--- begin Raw data ---

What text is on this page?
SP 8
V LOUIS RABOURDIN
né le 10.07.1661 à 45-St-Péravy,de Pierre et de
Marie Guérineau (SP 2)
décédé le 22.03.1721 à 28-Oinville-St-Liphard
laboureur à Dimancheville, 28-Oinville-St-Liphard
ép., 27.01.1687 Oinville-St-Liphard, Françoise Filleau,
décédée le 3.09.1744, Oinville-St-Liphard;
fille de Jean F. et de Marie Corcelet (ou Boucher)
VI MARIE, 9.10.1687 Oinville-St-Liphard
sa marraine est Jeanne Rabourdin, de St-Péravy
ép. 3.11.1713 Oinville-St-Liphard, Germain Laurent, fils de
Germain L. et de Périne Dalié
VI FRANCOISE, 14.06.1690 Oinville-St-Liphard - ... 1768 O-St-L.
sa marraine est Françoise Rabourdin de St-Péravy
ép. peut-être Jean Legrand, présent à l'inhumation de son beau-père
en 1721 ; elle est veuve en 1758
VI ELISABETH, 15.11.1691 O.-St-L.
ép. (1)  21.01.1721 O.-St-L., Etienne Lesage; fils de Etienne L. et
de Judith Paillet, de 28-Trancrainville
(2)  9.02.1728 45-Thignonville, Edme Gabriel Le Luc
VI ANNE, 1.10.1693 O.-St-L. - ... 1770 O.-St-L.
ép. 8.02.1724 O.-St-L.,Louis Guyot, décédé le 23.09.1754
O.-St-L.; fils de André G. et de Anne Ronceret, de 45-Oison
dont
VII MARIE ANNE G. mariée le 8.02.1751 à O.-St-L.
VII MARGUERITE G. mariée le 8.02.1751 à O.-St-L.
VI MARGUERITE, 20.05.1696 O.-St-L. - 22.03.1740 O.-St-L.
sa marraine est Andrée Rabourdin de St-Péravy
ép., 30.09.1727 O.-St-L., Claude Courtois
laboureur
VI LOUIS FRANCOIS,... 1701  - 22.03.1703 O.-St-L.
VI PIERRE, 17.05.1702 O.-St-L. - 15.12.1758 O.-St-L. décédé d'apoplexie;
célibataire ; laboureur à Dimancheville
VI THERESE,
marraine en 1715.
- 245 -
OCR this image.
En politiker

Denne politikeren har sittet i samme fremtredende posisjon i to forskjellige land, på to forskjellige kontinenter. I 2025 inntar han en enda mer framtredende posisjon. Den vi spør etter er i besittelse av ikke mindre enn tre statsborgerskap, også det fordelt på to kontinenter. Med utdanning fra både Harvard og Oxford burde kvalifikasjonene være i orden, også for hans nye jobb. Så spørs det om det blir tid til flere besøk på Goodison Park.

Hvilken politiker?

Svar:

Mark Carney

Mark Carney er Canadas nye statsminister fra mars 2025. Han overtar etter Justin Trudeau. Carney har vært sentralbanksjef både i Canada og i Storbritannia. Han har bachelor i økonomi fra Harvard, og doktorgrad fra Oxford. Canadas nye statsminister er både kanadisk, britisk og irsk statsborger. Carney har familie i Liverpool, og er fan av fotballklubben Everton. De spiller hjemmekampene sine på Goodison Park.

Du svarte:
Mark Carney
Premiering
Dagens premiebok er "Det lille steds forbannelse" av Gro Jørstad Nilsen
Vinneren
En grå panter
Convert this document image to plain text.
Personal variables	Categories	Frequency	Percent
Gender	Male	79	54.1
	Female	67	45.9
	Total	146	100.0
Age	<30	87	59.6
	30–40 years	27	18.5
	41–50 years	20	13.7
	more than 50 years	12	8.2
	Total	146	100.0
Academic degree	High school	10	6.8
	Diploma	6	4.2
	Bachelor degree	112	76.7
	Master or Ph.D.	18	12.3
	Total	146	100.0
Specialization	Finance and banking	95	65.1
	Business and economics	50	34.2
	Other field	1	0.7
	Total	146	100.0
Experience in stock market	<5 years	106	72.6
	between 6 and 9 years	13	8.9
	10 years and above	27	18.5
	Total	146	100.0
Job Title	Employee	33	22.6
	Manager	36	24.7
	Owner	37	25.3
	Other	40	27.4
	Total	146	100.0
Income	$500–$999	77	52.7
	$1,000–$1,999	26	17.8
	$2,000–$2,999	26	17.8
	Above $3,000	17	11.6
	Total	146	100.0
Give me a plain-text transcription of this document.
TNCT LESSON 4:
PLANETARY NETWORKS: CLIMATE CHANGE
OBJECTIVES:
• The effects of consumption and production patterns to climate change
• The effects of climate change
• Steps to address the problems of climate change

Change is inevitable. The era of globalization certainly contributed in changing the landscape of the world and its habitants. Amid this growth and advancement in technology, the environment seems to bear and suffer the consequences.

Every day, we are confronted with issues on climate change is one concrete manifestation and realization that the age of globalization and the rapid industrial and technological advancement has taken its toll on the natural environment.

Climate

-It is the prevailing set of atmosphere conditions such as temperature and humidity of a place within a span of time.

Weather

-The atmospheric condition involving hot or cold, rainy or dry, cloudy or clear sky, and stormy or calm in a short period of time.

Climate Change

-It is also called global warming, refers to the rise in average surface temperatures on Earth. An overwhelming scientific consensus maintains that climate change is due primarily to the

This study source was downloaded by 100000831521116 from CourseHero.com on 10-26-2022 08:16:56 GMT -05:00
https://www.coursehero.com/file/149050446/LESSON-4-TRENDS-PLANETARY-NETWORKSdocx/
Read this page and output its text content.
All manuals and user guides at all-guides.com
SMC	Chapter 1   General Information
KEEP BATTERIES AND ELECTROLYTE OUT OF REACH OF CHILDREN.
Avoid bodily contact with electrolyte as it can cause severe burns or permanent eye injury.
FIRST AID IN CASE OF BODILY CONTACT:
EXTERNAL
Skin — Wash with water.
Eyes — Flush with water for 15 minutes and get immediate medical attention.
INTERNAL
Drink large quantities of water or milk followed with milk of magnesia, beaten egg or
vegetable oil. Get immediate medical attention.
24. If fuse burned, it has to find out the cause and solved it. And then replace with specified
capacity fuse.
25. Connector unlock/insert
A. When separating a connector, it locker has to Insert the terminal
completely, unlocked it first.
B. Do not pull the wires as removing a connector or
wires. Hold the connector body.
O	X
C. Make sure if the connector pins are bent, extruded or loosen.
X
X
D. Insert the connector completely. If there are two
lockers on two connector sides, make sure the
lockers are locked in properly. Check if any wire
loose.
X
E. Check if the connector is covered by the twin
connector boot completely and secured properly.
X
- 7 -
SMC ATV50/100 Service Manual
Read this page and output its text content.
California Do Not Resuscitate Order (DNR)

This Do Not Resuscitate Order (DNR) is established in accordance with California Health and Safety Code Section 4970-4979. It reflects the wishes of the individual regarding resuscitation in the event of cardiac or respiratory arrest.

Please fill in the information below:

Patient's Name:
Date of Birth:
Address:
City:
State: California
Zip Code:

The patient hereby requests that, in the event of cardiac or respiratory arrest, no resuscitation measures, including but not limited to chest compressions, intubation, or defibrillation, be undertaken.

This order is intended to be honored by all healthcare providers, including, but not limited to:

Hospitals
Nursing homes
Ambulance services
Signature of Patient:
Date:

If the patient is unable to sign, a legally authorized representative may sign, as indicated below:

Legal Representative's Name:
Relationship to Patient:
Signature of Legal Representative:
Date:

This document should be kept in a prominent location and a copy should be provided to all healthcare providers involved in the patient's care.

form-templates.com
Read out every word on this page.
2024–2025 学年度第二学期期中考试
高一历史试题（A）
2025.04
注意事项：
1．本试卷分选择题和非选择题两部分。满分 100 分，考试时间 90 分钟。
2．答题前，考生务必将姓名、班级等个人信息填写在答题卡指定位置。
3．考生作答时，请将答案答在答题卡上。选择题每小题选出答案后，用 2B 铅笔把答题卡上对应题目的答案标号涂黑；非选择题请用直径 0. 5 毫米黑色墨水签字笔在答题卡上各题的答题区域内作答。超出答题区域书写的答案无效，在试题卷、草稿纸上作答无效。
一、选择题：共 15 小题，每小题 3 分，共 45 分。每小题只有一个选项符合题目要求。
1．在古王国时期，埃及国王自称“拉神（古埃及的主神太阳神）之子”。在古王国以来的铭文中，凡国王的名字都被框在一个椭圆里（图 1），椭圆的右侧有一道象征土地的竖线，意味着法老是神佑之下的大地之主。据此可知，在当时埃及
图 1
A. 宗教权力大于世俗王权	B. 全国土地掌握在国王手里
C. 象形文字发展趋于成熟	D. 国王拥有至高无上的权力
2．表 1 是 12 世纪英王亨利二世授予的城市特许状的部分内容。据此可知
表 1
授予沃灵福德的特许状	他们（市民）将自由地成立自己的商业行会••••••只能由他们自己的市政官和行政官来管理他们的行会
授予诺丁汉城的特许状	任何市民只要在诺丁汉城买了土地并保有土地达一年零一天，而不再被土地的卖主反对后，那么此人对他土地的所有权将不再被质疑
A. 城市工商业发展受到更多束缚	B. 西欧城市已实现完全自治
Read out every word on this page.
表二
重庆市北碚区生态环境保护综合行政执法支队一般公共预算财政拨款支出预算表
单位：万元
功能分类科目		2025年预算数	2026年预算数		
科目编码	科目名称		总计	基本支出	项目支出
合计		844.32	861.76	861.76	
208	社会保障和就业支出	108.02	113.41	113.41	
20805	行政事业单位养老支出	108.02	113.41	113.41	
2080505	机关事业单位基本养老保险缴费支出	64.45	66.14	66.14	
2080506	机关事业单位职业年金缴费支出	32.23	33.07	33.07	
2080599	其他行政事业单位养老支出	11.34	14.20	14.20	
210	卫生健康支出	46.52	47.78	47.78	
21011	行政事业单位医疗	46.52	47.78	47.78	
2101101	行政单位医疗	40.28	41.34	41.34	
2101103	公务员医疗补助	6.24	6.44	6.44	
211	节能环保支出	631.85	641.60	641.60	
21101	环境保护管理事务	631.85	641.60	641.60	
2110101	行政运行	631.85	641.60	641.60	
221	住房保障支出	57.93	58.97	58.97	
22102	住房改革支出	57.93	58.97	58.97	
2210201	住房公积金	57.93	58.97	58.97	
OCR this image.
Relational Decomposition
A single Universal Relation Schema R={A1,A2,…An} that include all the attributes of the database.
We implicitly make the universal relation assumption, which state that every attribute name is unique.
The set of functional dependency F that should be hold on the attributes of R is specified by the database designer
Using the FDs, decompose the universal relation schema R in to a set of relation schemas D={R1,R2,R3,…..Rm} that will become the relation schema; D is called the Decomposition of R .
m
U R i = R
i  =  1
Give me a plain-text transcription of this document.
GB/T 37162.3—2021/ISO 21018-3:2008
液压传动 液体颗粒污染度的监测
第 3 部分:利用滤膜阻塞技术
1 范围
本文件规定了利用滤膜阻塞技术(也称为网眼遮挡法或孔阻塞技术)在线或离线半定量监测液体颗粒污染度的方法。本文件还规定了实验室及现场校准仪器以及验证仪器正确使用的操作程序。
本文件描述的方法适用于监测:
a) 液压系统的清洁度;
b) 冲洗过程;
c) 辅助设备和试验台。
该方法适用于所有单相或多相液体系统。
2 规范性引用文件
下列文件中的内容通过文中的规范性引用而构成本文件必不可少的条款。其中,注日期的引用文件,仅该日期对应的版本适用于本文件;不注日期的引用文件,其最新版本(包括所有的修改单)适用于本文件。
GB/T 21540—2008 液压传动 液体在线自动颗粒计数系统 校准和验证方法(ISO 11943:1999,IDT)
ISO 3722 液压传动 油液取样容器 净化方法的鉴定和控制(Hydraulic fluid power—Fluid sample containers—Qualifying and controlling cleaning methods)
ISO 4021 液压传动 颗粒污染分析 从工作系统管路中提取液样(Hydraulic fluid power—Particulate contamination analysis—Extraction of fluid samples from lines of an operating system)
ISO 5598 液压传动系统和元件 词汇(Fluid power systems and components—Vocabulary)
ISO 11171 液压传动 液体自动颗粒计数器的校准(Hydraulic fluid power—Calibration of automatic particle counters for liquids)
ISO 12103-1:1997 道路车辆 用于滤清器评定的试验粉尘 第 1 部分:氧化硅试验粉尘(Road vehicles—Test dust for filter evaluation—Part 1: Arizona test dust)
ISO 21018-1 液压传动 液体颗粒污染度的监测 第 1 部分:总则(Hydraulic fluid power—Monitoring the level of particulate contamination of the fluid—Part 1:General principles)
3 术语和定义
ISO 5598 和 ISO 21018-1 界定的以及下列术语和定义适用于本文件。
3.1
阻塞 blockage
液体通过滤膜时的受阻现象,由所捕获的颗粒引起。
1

--- end Raw data ---

Copy every line in the listing above where the string "Decomposition" turns up.

* **Answer to this task**:
Relational Decomposition
Using the FDs, decompose the universal relation schema R in to a set of relation schemas D={R1,R2,R3,…..Rm} that will become the relation schema; D is called the Decomposition of R .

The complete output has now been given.